Please pull out every line that includes the string "https".

* * * *

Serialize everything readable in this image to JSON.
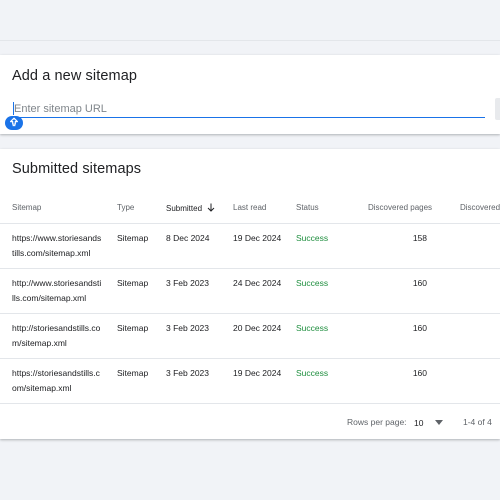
{
  "add_sitemap": {
    "title": "Add a new sitemap",
    "input_placeholder": "Enter sitemap URL",
    "input_value": ""
  },
  "submitted": {
    "title": "Submitted sitemaps",
    "columns": [
      "Sitemap",
      "Type",
      "Submitted",
      "Last read",
      "Status",
      "Discovered pages",
      "Discovered v"
    ],
    "sorted_column": "Submitted",
    "sort_direction": "descending",
    "rows": [
      {
        "sitemap_l1": "https://www.storiesands",
        "sitemap_l2": "tills.com/sitemap.xml",
        "type": "Sitemap",
        "submitted": "8 Dec 2024",
        "last_read": "19 Dec 2024",
        "status": "Success",
        "pages": "158"
      },
      {
        "sitemap_l1": "http://www.storiesandsti",
        "sitemap_l2": "lls.com/sitemap.xml",
        "type": "Sitemap",
        "submitted": "3 Feb 2023",
        "last_read": "24 Dec 2024",
        "status": "Success",
        "pages": "160"
      },
      {
        "sitemap_l1": "http://storiesandstills.co",
        "sitemap_l2": "m/sitemap.xml",
        "type": "Sitemap",
        "submitted": "3 Feb 2023",
        "last_read": "20 Dec 2024",
        "status": "Success",
        "pages": "160"
      },
      {
        "sitemap_l1": "https://storiesandstills.c",
        "sitemap_l2": "om/sitemap.xml",
        "type": "Sitemap",
        "submitted": "3 Feb 2023",
        "last_read": "19 Dec 2024",
        "status": "Success",
        "pages": "160"
      }
    ],
    "footer": {
      "rows_per_page_label": "Rows per page:",
      "rows_per_page_value": "10",
      "range": "1-4 of 4"
    }
  },
  "colors": {
    "accent": "#1a73e8",
    "success": "#1e8e3e",
    "background": "#f1f3f7"
  },
  "icons": [
    "assistant-arrow-icon",
    "sort-arrow-down-icon",
    "dropdown-caret-icon"
  ]
}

* * * *

§ **EXERCISE RESPONSE**
        "sitemap_l1": "https://www.storiesands",
        "sitemap_l1": "https://storiesandstills.c",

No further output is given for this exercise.